» What the exercise asks:
From the records below, copy every line that contains the word "Transaction".

··· The data

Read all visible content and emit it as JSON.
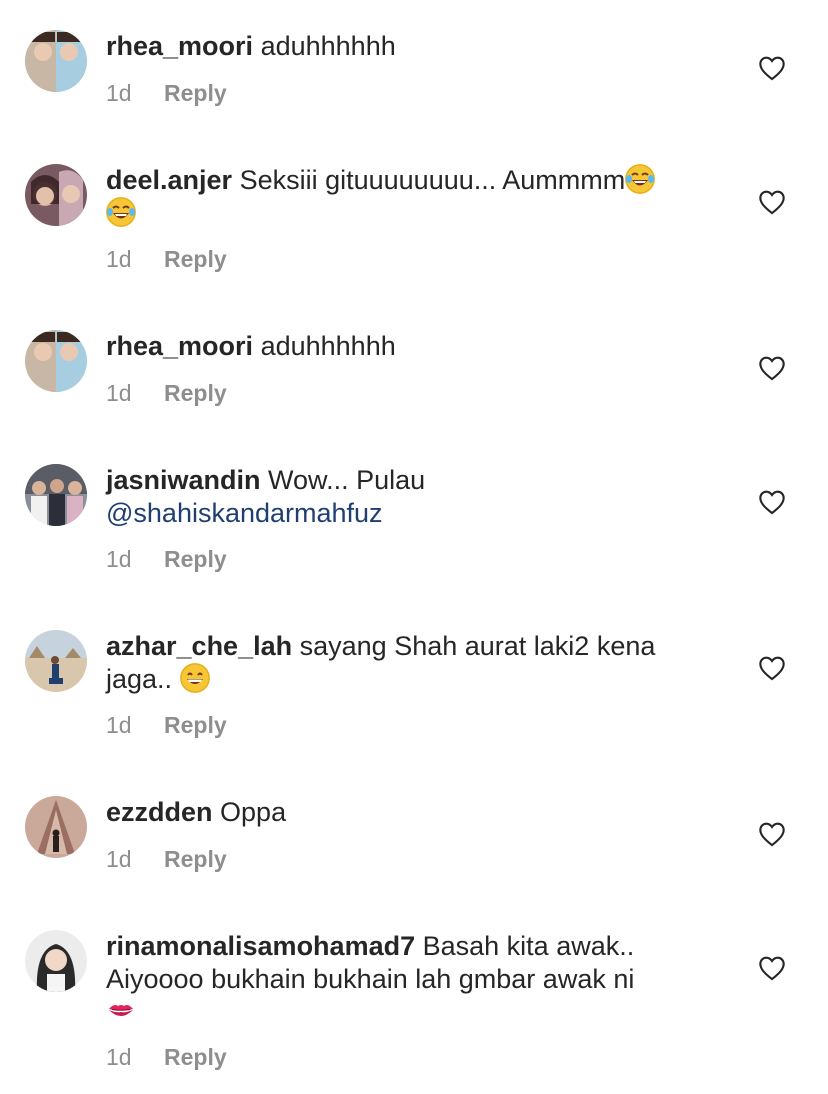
{
  "comments": [
    {
      "username": "rhea_moori",
      "text": "aduhhhhhh",
      "mention": "",
      "emoji": "",
      "time": "1d",
      "reply": "Reply",
      "avatar_colors": [
        "#c9b7a6",
        "#a7cde0"
      ]
    },
    {
      "username": "deel.anjer",
      "text": "Seksiii gituuuuuuuu... Aummmm",
      "mention": "",
      "emoji": "face-with-tears-of-joy-emoji",
      "time": "1d",
      "reply": "Reply",
      "avatar_colors": [
        "#5a3440",
        "#c7a8b3"
      ]
    },
    {
      "username": "rhea_moori",
      "text": "aduhhhhhh",
      "mention": "",
      "emoji": "",
      "time": "1d",
      "reply": "Reply",
      "avatar_colors": [
        "#c9b7a6",
        "#a7cde0"
      ]
    },
    {
      "username": "jasniwandin",
      "text": "Wow... Pulau",
      "mention": "@shahiskandarmahfuz",
      "emoji": "",
      "time": "1d",
      "reply": "Reply",
      "avatar_colors": [
        "#2c2f3a",
        "#d9b3c3"
      ]
    },
    {
      "username": "azhar_che_lah",
      "text": "sayang Shah aurat laki2 kena jaga..",
      "mention": "",
      "emoji": "grinning-face-emoji",
      "time": "1d",
      "reply": "Reply",
      "avatar_colors": [
        "#c2ac90",
        "#1f3f6e"
      ]
    },
    {
      "username": "ezzdden",
      "text": "Oppa",
      "mention": "",
      "emoji": "",
      "time": "1d",
      "reply": "Reply",
      "avatar_colors": [
        "#b48c7a",
        "#3a2a25"
      ]
    },
    {
      "username": "rinamonalisamohamad7",
      "text": "Basah kita awak.. Aiyoooo bukhain bukhain lah gmbar awak ni",
      "mention": "",
      "emoji": "kiss-mark-emoji",
      "time": "1d",
      "reply": "Reply",
      "avatar_colors": [
        "#e8e8e8",
        "#2a2a2a"
      ]
    }
  ],
  "colors": {
    "text": "#262626",
    "muted": "#8e8e8e",
    "mention": "#1f3f73"
  }
}
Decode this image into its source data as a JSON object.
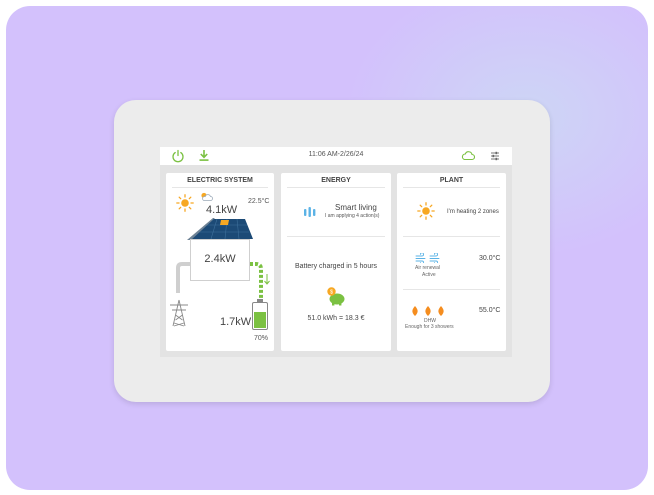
{
  "topbar": {
    "time": "11:06 AM-2/26/24",
    "icons": [
      "power-icon",
      "download-icon",
      "cloud-icon",
      "settings-sliders-icon"
    ]
  },
  "electric_system": {
    "title": "ELECTRIC SYSTEM",
    "solar_power": "4.1kW",
    "outside_temp": "22.5°C",
    "house_power": "2.4kW",
    "battery_power": "1.7kW",
    "battery_level": "70%",
    "battery_fill_fraction": 0.7
  },
  "energy": {
    "title": "ENERGY",
    "smart_title": "Smart living",
    "smart_subtitle": "I am applying 4 action(s)",
    "battery_status": "Battery charged in 5 hours",
    "savings": "51.0 kWh = 18.3 €"
  },
  "plant": {
    "title": "PLANT",
    "heating_status": "I'm heating 2 zones",
    "air_label": "Air renewal",
    "air_status": "Active",
    "air_temp": "30.0°C",
    "dhw_label": "DHW",
    "dhw_status": "Enough for 3 showers",
    "dhw_temp": "55.0°C"
  },
  "colors": {
    "accent_green": "#7bc142",
    "sun_orange": "#f7a823",
    "flame_orange": "#f58d1f",
    "air_blue": "#5bb3e6",
    "background_purple": "#d3c1fc"
  }
}
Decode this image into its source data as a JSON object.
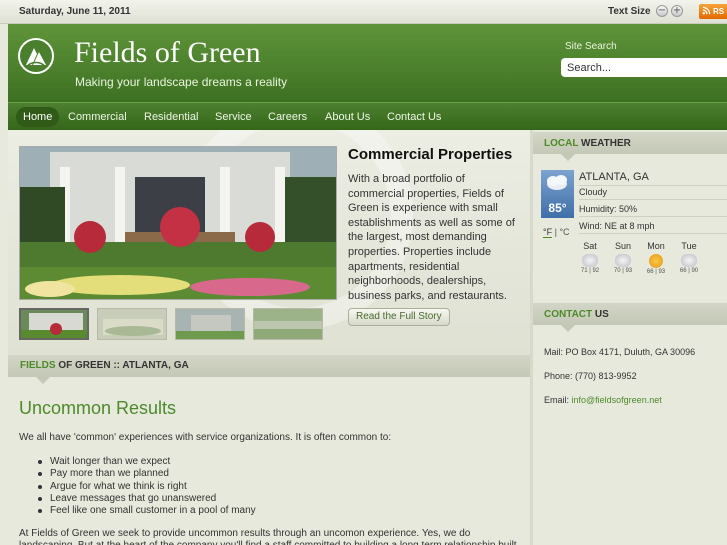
{
  "topbar": {
    "date": "Saturday, June 11, 2011",
    "text_size_label": "Text Size",
    "decrease": "−",
    "increase": "+",
    "rss": "RS"
  },
  "header": {
    "title": "Fields of Green",
    "tagline": "Making your landscape dreams a reality",
    "search_label": "Site Search",
    "search_placeholder": "Search..."
  },
  "nav": {
    "items": [
      "Home",
      "Commercial",
      "Residential",
      "Service",
      "Careers",
      "About Us",
      "Contact Us"
    ]
  },
  "feature": {
    "title": "Commercial Properties",
    "text": "With a broad portfolio of commercial properties, Fields of Green is experience with small establishments as well as some of the largest, most demanding properties. Properties include apartments, residential neighborhoods, dealerships, business parks, and restaurants.",
    "button": "Read the Full Story"
  },
  "section": {
    "label_green": "FIELDS",
    "label_rest": " OF GREEN :: ATLANTA, GA"
  },
  "content": {
    "title": "Uncommon Results",
    "intro": "We all have 'common' experiences with service organizations. It is often common to:",
    "bullets": [
      "Wait longer than we expect",
      "Pay more than we planned",
      "Argue for what we think is right",
      "Leave messages that go unanswered",
      "Feel like one small customer in a pool of many"
    ],
    "paragraph": "At Fields of Green we seek to provide uncommon results through an uncomon experience. Yes, we do landscaping. But at the heart of the company you'll find a staff committed to building a long term relationship built on trust and uncommon"
  },
  "weather": {
    "head_green": "LOCAL",
    "head_rest": " WEATHER",
    "city": "ATLANTA, GA",
    "condition": "Cloudy",
    "humidity": "Humidity: 50%",
    "wind": "Wind: NE at 8 mph",
    "temp": "85°",
    "unit_f": "°F",
    "unit_sep": " | ",
    "unit_c": "°C",
    "forecast": [
      {
        "day": "Sat",
        "hl": "71 | 92",
        "icon": "cloud"
      },
      {
        "day": "Sun",
        "hl": "70 | 93",
        "icon": "cloud"
      },
      {
        "day": "Mon",
        "hl": "66 | 93",
        "icon": "sun"
      },
      {
        "day": "Tue",
        "hl": "66 | 90",
        "icon": "cloud"
      }
    ]
  },
  "contact": {
    "head_green": "CONTACT",
    "head_rest": " US",
    "mail": "Mail: PO Box 4171, Duluth, GA 30096",
    "phone": "Phone: (770) 813-9952",
    "email_label": "Email: ",
    "email": "info@fieldsofgreen.net"
  }
}
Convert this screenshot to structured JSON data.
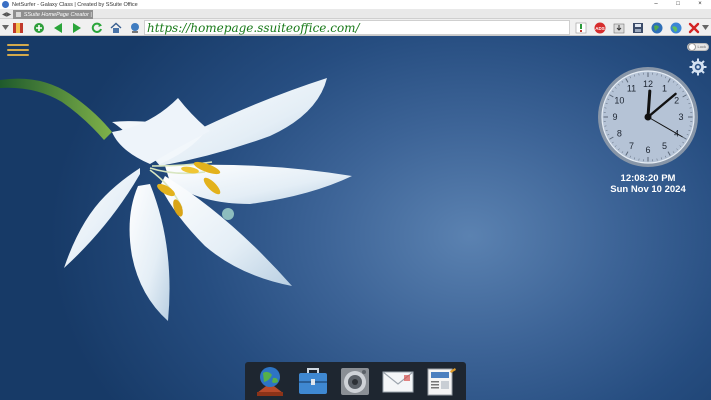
{
  "window": {
    "title": "NetSurfer - Galaxy Class | Created by SSuite Office",
    "controls": [
      "–",
      "□",
      "×"
    ]
  },
  "tab": {
    "label": "SSuite HomePage Creator | C",
    "nav": "◀▶"
  },
  "address_bar": {
    "url": "https://homepage.ssuiteoffice.com/"
  },
  "toolbar": {
    "adblock_label": "ADS",
    "icons": [
      "menu-dropdown-icon",
      "bookmark-book-icon",
      "new-tab-plus-icon",
      "back-arrow-icon",
      "forward-arrow-icon",
      "refresh-icon",
      "home-icon",
      "globe-search-icon",
      "info-icon",
      "adblock-icon",
      "download-icon",
      "save-icon",
      "world-icon",
      "world-icon",
      "close-icon"
    ]
  },
  "desktop": {
    "toggle_label": "Lock",
    "clock": {
      "numbers": [
        "12",
        "1",
        "2",
        "3",
        "4",
        "5",
        "6",
        "7",
        "8",
        "9",
        "10",
        "11"
      ],
      "hour": 12,
      "minute": 8,
      "second": 20
    },
    "time": "12:08:20 PM",
    "date": "Sun Nov 10 2024"
  },
  "dock": {
    "items": [
      "globe-app-icon",
      "briefcase-icon",
      "speaker-icon",
      "mail-envelope-icon",
      "newspaper-icon"
    ]
  },
  "colors": {
    "url_text": "#1a7a1a",
    "desktop_bg": "#2a5186",
    "hamburger": "#d4aa4c",
    "dock_bg": "#1e2630"
  }
}
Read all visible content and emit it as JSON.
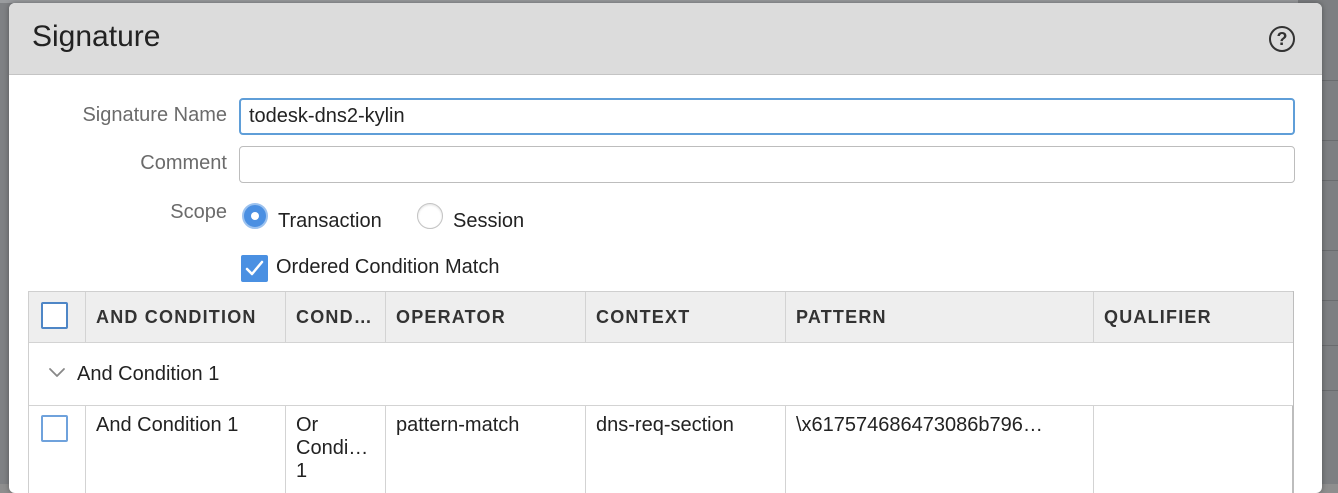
{
  "dialog": {
    "title": "Signature",
    "help_glyph": "?"
  },
  "form": {
    "signature_name_label": "Signature Name",
    "signature_name_value": "todesk-dns2-kylin",
    "comment_label": "Comment",
    "comment_value": "",
    "scope_label": "Scope",
    "scope_options": [
      "Transaction",
      "Session"
    ],
    "scope_selected": "Transaction",
    "ordered_match_label": "Ordered Condition Match",
    "ordered_match_checked": true
  },
  "table": {
    "columns": [
      "",
      "AND CONDITION",
      "COND…",
      "OPERATOR",
      "CONTEXT",
      "PATTERN",
      "QUALIFIER"
    ],
    "group_label": "And Condition 1",
    "rows": [
      {
        "and_condition": "And Condition 1",
        "condition_lines": [
          "Or",
          "Condi…",
          "1"
        ],
        "operator": "pattern-match",
        "context": "dns-req-section",
        "pattern": "\\x617574686473086b796…",
        "qualifier": ""
      }
    ]
  },
  "icons": {
    "help": "help-circle-icon",
    "checkmark": "checkmark-icon",
    "expand": "chevron-down-icon"
  },
  "colors": {
    "accent": "#4a90e2",
    "focus_border": "#5f9ed8",
    "header_bg": "#dcdcdc",
    "table_header_bg": "#eeeeee"
  }
}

······

» Expected output:
      "Transaction",
    "scope_selected": "Transaction",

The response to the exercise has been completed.